[EXERCISE]
The records that follow are to be transcribed in full, without their images.

Data entries:

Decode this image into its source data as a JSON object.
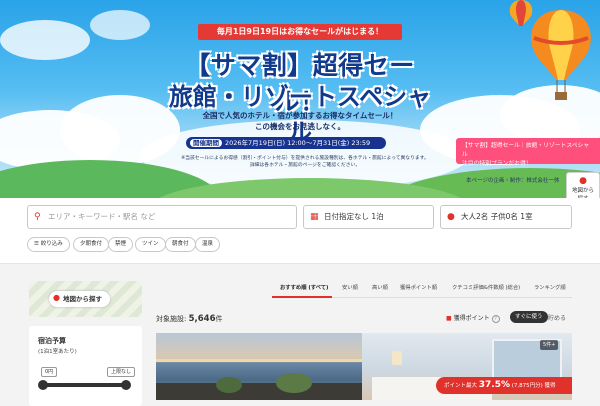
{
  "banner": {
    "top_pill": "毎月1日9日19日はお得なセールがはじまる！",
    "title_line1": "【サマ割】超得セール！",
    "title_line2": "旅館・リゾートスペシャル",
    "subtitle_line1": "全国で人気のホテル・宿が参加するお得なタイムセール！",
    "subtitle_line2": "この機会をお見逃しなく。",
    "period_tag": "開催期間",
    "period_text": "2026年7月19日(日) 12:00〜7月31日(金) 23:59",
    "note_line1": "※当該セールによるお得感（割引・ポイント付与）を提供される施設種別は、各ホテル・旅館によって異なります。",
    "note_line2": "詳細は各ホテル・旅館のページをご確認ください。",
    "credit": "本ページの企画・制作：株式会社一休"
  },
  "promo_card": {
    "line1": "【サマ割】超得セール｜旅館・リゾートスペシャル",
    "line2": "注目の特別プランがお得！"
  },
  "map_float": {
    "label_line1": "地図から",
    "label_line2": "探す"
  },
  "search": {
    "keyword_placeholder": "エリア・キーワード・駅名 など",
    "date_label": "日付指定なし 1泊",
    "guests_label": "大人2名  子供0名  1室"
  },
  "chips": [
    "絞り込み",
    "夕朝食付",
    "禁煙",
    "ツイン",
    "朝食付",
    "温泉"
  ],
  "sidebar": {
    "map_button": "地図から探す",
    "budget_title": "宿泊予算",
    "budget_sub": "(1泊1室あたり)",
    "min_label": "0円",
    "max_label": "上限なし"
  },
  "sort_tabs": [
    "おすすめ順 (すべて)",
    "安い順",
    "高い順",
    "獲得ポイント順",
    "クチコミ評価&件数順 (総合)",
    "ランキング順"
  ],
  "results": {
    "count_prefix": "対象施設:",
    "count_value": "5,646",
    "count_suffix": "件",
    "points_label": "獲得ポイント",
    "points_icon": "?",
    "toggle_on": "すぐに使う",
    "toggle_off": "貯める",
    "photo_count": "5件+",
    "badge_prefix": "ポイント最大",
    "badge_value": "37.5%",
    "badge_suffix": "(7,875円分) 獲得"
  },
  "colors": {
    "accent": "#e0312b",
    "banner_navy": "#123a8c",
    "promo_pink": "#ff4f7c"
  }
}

[WRITTEN SOLUTION]
Decode this image into its source data as a JSON object.
{
  "banner": {
    "top_pill": "毎月1日9日19日はお得なセールがはじまる！",
    "title_line1": "【サマ割】超得セール！",
    "title_line2": "旅館・リゾートスペシャル",
    "subtitle_line1": "全国で人気のホテル・宿が参加するお得なタイムセール！",
    "subtitle_line2": "この機会をお見逃しなく。",
    "period_tag": "開催期間",
    "period_text": "2026年7月19日(日) 12:00〜7月31日(金) 23:59",
    "note_line1": "※当該セールによるお得感（割引・ポイント付与）を提供される施設種別は、各ホテル・旅館によって異なります。",
    "note_line2": "詳細は各ホテル・旅館のページをご確認ください。",
    "credit": "本ページの企画・制作：株式会社一休"
  },
  "promo_card": {
    "line1": "【サマ割】超得セール｜旅館・リゾートスペシャル",
    "line2": "注目の特別プランがお得！"
  },
  "map_float": {
    "label_line1": "地図から",
    "label_line2": "探す"
  },
  "search": {
    "keyword_placeholder": "エリア・キーワード・駅名 など",
    "date_label": "日付指定なし 1泊",
    "guests_label": "大人2名  子供0名  1室"
  },
  "chips": [
    "絞り込み",
    "夕朝食付",
    "禁煙",
    "ツイン",
    "朝食付",
    "温泉"
  ],
  "sidebar": {
    "map_button": "地図から探す",
    "budget_title": "宿泊予算",
    "budget_sub": "(1泊1室あたり)",
    "min_label": "0円",
    "max_label": "上限なし"
  },
  "sort_tabs": [
    "おすすめ順 (すべて)",
    "安い順",
    "高い順",
    "獲得ポイント順",
    "クチコミ評価&件数順 (総合)",
    "ランキング順"
  ],
  "results": {
    "count_prefix": "対象施設:",
    "count_value": "5,646",
    "count_suffix": "件",
    "points_label": "獲得ポイント",
    "points_icon": "?",
    "toggle_on": "すぐに使う",
    "toggle_off": "貯める",
    "photo_count": "5件+",
    "badge_prefix": "ポイント最大",
    "badge_value": "37.5%",
    "badge_suffix": "(7,875円分) 獲得"
  },
  "colors": {
    "accent": "#e0312b",
    "banner_navy": "#123a8c",
    "promo_pink": "#ff4f7c"
  }
}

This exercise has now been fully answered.